Dataset records:
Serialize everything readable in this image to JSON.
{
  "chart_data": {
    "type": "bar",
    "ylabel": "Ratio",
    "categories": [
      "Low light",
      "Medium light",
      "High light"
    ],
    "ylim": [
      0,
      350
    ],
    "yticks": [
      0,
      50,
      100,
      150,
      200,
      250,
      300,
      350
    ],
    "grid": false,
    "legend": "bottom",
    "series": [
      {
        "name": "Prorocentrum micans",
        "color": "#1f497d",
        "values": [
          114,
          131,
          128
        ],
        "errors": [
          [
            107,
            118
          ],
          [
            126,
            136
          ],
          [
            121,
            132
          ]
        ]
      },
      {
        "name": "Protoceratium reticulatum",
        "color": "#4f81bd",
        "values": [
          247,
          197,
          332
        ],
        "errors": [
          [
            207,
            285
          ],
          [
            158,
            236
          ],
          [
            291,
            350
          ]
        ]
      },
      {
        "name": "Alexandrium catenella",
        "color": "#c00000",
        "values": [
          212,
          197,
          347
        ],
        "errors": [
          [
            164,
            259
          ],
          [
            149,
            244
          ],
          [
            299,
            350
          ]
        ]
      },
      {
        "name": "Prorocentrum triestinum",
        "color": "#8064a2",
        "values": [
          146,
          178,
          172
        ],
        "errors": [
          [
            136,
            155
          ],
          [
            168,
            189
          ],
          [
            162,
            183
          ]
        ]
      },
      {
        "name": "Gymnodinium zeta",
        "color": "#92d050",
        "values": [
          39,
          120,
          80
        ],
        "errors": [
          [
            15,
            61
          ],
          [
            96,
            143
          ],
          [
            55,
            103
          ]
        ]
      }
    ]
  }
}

Work to do: Each line above must be reproduced exactly as it stands.

Answer to the exercise:
Serialize everything readable in this image to JSON.
{
  "chart_data": {
    "type": "bar",
    "ylabel": "Ratio",
    "categories": [
      "Low light",
      "Medium light",
      "High light"
    ],
    "ylim": [
      0,
      350
    ],
    "yticks": [
      0,
      50,
      100,
      150,
      200,
      250,
      300,
      350
    ],
    "grid": false,
    "legend": "bottom",
    "series": [
      {
        "name": "Prorocentrum micans",
        "color": "#1f497d",
        "values": [
          114,
          131,
          128
        ],
        "errors": [
          [
            107,
            118
          ],
          [
            126,
            136
          ],
          [
            121,
            132
          ]
        ]
      },
      {
        "name": "Protoceratium reticulatum",
        "color": "#4f81bd",
        "values": [
          247,
          197,
          332
        ],
        "errors": [
          [
            207,
            285
          ],
          [
            158,
            236
          ],
          [
            291,
            350
          ]
        ]
      },
      {
        "name": "Alexandrium catenella",
        "color": "#c00000",
        "values": [
          212,
          197,
          347
        ],
        "errors": [
          [
            164,
            259
          ],
          [
            149,
            244
          ],
          [
            299,
            350
          ]
        ]
      },
      {
        "name": "Prorocentrum triestinum",
        "color": "#8064a2",
        "values": [
          146,
          178,
          172
        ],
        "errors": [
          [
            136,
            155
          ],
          [
            168,
            189
          ],
          [
            162,
            183
          ]
        ]
      },
      {
        "name": "Gymnodinium zeta",
        "color": "#92d050",
        "values": [
          39,
          120,
          80
        ],
        "errors": [
          [
            15,
            61
          ],
          [
            96,
            143
          ],
          [
            55,
            103
          ]
        ]
      }
    ]
  }
}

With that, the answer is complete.